● THE EXERCISE: Lay out every line from the first of the rows down to the line containing "colorbar-segment xyxy=(879,174,907,184)", both ends included, as a JSON list of strings with one string per line and blank lines omitted.

● Annotated region listings:
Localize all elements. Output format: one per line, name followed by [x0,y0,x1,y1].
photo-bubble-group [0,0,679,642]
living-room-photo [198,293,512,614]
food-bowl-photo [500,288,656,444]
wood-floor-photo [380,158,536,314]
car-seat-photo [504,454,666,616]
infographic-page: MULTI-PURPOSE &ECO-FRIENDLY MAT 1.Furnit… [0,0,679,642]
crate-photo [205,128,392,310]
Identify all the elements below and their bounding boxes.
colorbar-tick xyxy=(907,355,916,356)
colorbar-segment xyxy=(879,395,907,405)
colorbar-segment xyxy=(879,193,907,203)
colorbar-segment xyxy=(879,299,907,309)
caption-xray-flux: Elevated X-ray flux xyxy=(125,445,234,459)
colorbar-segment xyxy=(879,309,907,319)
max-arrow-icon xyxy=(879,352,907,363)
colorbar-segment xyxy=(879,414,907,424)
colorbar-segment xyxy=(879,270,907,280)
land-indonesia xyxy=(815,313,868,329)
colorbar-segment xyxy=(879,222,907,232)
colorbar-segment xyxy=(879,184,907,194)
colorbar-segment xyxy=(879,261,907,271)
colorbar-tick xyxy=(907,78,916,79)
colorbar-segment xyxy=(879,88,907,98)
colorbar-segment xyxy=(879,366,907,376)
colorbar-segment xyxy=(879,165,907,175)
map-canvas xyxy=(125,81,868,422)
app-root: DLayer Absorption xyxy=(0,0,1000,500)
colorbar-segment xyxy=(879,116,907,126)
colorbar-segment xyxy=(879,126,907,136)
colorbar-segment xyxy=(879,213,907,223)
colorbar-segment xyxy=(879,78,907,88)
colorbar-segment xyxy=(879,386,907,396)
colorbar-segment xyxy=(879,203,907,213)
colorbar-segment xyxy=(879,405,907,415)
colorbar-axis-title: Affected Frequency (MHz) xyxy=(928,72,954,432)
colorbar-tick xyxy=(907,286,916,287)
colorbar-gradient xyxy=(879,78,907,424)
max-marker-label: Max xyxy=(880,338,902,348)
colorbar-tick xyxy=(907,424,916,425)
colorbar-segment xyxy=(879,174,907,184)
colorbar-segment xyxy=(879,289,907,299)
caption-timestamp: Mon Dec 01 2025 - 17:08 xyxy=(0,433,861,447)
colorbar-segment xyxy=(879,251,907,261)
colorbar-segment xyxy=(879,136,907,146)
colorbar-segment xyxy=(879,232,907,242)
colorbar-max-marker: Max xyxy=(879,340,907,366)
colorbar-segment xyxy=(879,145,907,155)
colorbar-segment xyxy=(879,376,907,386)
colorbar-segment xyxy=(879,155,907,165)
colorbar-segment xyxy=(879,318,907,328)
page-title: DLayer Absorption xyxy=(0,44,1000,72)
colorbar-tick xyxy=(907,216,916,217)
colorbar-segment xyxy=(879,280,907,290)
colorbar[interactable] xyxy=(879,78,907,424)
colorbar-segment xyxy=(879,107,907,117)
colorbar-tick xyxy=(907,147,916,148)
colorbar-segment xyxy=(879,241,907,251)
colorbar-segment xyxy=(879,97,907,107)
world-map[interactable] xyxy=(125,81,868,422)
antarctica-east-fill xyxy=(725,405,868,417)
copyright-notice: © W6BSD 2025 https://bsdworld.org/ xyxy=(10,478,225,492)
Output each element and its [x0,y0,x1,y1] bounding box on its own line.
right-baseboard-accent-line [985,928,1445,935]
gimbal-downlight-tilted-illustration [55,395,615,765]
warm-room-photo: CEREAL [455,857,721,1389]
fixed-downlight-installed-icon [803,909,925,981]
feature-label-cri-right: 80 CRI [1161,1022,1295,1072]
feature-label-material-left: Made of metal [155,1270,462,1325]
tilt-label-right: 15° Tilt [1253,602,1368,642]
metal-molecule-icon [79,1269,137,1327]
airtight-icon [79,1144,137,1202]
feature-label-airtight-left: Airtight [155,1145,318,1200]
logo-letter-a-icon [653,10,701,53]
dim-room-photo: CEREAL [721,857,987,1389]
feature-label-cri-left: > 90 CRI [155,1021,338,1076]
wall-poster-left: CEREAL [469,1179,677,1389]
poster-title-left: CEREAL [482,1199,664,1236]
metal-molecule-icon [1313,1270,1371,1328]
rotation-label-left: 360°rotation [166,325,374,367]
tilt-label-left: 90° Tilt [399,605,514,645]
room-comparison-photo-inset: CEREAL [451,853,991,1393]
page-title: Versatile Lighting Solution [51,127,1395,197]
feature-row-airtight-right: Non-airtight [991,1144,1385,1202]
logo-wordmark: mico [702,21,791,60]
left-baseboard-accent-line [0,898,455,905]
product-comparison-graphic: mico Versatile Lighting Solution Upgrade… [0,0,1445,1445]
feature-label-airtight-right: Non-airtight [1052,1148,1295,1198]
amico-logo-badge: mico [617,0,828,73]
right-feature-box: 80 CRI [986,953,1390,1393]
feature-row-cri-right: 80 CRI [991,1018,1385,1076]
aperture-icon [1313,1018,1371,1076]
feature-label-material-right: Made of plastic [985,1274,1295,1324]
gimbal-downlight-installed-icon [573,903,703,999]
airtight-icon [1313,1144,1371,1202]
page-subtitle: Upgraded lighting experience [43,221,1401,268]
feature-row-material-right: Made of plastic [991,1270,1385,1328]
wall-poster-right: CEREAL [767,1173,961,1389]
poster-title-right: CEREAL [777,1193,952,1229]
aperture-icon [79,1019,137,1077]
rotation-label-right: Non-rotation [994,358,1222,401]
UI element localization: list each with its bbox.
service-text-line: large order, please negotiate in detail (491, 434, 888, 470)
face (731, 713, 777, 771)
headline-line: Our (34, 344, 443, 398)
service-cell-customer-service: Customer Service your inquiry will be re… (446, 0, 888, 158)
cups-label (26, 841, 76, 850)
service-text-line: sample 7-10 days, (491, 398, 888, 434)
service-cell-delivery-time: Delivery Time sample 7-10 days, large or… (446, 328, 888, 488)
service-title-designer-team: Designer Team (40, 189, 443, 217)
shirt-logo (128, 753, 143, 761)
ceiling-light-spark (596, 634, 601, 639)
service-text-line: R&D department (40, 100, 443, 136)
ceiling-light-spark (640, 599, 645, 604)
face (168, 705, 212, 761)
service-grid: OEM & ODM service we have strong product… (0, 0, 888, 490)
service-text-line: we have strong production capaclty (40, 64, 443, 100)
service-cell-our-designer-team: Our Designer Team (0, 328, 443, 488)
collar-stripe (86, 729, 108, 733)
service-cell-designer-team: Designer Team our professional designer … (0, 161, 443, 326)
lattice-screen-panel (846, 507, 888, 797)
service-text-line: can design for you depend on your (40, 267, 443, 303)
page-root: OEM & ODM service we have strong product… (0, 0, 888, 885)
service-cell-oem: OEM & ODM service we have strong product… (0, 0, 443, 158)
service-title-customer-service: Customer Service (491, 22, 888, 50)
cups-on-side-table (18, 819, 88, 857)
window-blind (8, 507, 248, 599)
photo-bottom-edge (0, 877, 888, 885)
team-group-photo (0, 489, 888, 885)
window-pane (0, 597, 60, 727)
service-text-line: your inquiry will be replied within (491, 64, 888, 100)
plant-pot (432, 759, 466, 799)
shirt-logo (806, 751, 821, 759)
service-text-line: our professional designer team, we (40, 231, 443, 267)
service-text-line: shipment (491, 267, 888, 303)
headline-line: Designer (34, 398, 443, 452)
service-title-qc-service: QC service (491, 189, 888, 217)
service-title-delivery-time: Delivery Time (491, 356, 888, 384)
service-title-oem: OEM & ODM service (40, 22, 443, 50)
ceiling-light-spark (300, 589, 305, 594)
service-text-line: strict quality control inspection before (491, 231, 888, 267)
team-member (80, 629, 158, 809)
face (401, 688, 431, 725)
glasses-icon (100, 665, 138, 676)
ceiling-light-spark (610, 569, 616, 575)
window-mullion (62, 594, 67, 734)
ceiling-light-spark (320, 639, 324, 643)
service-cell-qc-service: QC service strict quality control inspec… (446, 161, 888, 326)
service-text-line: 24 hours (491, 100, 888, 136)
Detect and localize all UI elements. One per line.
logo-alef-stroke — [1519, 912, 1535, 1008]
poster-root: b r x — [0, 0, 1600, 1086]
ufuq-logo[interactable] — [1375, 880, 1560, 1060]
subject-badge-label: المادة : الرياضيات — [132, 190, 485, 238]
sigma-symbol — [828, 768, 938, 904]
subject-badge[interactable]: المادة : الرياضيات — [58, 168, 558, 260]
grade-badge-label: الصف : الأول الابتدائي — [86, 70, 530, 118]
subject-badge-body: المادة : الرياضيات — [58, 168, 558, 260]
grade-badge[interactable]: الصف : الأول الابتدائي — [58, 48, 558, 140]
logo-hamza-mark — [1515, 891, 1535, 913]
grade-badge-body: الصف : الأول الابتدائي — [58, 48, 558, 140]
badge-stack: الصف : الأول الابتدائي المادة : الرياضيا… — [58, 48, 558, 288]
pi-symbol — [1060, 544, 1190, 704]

● EXERCISE RESULT:
[
  "Localize all elements. Output format: one per line, name followed by [x0,y0,x1,y1].",
  "photo-bubble-group [0,0,679,642]",
  "living-room-photo [198,293,512,614]",
  "food-bowl-photo [500,288,656,444]",
  "wood-floor-photo [380,158,536,314]",
  "car-seat-photo [504,454,666,616]",
  "infographic-page: MULTI-PURPOSE &ECO-FRIENDLY MAT 1.Furnit… [0,0,679,642]",
  "crate-photo [205,128,392,310]",
  "Identify all the elements below and their bounding boxes.",
  "colorbar-tick xyxy=(907,355,916,356)",
  "colorbar-segment xyxy=(879,395,907,405)",
  "colorbar-segment xyxy=(879,193,907,203)",
  "colorbar-segment xyxy=(879,299,907,309)",
  "caption-xray-flux: Elevated X-ray flux xyxy=(125,445,234,459)",
  "colorbar-segment xyxy=(879,309,907,319)",
  "max-arrow-icon xyxy=(879,352,907,363)",
  "colorbar-segment xyxy=(879,414,907,424)",
  "colorbar-segment xyxy=(879,270,907,280)",
  "land-indonesia xyxy=(815,313,868,329)",
  "colorbar-segment xyxy=(879,222,907,232)",
  "colorbar-segment xyxy=(879,184,907,194)",
  "colorbar-segment xyxy=(879,261,907,271)",
  "colorbar-tick xyxy=(907,78,916,79)",
  "colorbar-segment xyxy=(879,88,907,98)",
  "colorbar-segment xyxy=(879,366,907,376)",
  "colorbar-segment xyxy=(879,165,907,175)",
  "map-canvas xyxy=(125,81,868,422)",
  "app-root: DLayer Absorption xyxy=(0,0,1000,500)",
  "colorbar-segment xyxy=(879,116,907,126)",
  "colorbar-segment xyxy=(879,126,907,136)",
  "colorbar-segment xyxy=(879,213,907,223)",
  "colorbar-segment xyxy=(879,78,907,88)",
  "colorbar-segment xyxy=(879,386,907,396)",
  "colorbar-segment xyxy=(879,203,907,213)",
  "colorbar-segment xyxy=(879,405,907,415)",
  "colorbar-axis-title: Affected Frequency (MHz) xyxy=(928,72,954,432)",
  "colorbar-tick xyxy=(907,286,916,287)",
  "colorbar-gradient xyxy=(879,78,907,424)",
  "max-marker-label: Max xyxy=(880,338,902,348)",
  "colorbar-tick xyxy=(907,424,916,425)",
  "colorbar-segment xyxy=(879,174,907,184)"
]